• [Text excerpt]:
++++

To match sth with a prefix but not include the prefix
(?<=...)
To match sth with a suffix but not include the suffix
(?=...)
To match with both prefix and suffix, e.g. brackets, but not include them in the result, use both of the above.
import re
string = 'abc1,[2],3end'
s1 = re.search('(?<=abc)[0-9]+', string)
s2 = re.search('[0-9]+(?=end)', string)
s3 = re.search('(?<=\[)[0-9]+(?=\])', string)
print(s1.group(0))
print(s2.group(0))
print(s3.group(0))
output:
1
3
2
The regex (?=regex) is called positive look ahead, which finds a pattern ahead but not including it in the match.
The regex (?!regex) is called negative look ahead, which must not have a pattern ahead.
Similarly (?<=regex) is called positive look behind, which finds a pattern behind but not including it in the match.
The regex (?<!regex) is called negative look behind, which f must not have a pattern behind.
Group
In .Net (maybe others as well) it can match a pattern as a group and assign the group a name, so as to access the group later through group name.
( ? 'group name' regex)
The group when matched will be pushed into a stack, so you can visit it later.
When there is a negative sign prefixing the group name, it means popping out the group from the stack on encountering the pattern
( ? '-group name' regex)
Matching a pair, e.g. left and right parenthesis
(?'parenthesis'\( [a-z]+ (?'-parenthesis'\) (?(parenthesis)(?!)
Firstly match left parenthesis \( and push the group to stack, i.e. the red part. The group is called parenthesis
Secondly match any character a-z between parenthesis, i.e. the blue
Thirdly match right parenthesis \) and pop the group parenthesis out of stack, which means there should be no parenthesis group in the stack now if the parenthesis come in pair.

++++

• [Work instructions]:
#1 In the regex notes above, what name is given to the pattern (?!regex)?
#2 Please extend the regex notes above, picking up right after the step that pops the parenthesis group out of the stack.
The lines that come next are taken from a separate source.

Layout records

++++

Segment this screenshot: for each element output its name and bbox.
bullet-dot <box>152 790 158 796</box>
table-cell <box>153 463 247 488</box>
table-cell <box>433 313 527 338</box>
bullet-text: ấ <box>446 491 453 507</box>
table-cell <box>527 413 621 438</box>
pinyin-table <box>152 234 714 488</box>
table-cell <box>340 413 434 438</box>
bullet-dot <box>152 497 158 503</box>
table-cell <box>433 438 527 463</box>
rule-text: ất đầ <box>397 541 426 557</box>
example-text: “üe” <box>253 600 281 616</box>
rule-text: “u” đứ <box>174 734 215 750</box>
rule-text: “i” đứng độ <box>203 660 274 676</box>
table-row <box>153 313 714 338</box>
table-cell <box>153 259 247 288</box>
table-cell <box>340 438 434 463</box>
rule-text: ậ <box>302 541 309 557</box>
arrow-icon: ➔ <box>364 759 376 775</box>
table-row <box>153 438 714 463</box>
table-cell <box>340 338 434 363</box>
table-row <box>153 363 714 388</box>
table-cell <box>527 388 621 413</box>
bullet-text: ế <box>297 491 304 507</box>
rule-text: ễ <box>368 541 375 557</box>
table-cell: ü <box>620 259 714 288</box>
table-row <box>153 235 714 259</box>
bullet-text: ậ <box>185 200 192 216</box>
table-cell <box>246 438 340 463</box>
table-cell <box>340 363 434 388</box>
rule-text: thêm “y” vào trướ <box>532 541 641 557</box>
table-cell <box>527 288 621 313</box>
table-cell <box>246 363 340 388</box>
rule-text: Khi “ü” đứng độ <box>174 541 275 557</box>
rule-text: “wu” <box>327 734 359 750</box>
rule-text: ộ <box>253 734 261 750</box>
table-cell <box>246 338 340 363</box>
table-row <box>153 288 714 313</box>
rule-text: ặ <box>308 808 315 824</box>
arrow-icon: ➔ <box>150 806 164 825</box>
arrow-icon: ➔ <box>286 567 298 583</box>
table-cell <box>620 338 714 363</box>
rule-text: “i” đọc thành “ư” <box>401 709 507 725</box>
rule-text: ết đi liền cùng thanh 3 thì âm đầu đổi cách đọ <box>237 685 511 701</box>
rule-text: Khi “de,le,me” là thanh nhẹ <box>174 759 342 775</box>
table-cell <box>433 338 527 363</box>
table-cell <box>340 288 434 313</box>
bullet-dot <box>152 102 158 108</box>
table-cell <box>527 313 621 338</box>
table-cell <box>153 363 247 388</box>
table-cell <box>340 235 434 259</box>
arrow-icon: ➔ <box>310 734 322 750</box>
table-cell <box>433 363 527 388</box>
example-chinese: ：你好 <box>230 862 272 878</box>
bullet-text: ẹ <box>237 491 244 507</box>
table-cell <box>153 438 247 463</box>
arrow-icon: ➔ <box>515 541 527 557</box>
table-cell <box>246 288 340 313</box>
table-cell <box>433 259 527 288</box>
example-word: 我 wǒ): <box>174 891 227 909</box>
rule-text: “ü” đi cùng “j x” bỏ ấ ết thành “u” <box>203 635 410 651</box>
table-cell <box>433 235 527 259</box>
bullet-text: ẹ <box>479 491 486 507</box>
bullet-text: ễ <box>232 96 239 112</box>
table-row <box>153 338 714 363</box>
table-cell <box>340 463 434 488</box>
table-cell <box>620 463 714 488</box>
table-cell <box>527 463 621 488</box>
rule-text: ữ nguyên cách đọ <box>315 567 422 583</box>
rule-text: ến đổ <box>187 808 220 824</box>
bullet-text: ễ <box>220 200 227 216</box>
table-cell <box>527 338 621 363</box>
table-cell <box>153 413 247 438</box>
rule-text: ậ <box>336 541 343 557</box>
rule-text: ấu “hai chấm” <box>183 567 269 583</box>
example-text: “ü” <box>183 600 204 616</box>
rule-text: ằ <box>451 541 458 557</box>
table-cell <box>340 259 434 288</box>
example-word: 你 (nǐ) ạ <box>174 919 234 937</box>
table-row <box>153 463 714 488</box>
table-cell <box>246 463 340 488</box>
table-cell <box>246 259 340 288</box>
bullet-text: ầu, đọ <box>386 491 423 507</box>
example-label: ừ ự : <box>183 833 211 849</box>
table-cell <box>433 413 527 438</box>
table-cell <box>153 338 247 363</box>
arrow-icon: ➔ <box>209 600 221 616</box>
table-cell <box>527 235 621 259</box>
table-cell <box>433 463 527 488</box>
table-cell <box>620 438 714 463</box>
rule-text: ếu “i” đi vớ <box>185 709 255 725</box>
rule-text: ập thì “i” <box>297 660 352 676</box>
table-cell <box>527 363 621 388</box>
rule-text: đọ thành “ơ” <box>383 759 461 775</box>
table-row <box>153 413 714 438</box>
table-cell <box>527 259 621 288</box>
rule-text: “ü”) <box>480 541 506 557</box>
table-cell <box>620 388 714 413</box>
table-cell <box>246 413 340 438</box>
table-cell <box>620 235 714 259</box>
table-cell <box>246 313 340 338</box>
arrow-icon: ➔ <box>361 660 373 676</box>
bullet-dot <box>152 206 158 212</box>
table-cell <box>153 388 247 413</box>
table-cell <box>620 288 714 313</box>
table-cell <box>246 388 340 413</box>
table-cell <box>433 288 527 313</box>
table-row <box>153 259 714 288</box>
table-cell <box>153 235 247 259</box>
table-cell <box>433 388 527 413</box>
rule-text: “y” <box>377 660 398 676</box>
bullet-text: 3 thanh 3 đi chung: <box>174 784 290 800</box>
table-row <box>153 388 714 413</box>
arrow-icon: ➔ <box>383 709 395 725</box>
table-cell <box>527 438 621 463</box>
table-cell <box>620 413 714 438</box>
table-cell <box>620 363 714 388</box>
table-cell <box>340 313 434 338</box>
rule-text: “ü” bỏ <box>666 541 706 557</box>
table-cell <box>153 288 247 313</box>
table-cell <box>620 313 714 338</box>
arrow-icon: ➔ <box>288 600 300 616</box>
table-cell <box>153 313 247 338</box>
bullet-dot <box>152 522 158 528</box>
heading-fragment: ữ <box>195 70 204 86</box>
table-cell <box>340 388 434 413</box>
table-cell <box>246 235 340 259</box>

++++

• [Responses]:
#1 Negative look ahead.

#2
Finally use a conditional check (?(parenthesis)(?!) to see if the stack is empty, if not then fail.
The conditional check works as follow:
(?( group name ) yes | no )
It checks if the group name is in the stack, if true then evaluate the yes regex, otherwise the no regex. The no regex is optional.
So the above (?(parenthesis)(?!) checks if the group parenthesis is in the stack or not. If no the pair is ok and it just passes through.
If yes it evaluates (?!) which is the negative look ahead for empty string. After the ! there is nothing so it matches empty string. Because there is always an empty string so the negative look ahead (?!)
always fails. That means if the group parenthesis is in the stack, it always fails. It guarantees left and right parenthesis must come in pair to clear the group from stack.
Group name in python
import re
pattern = '(?P<groupname>[0-9]+)'
string = 'dddabc123'
m = re.search(pattern, string)
print(m.group('groupname'))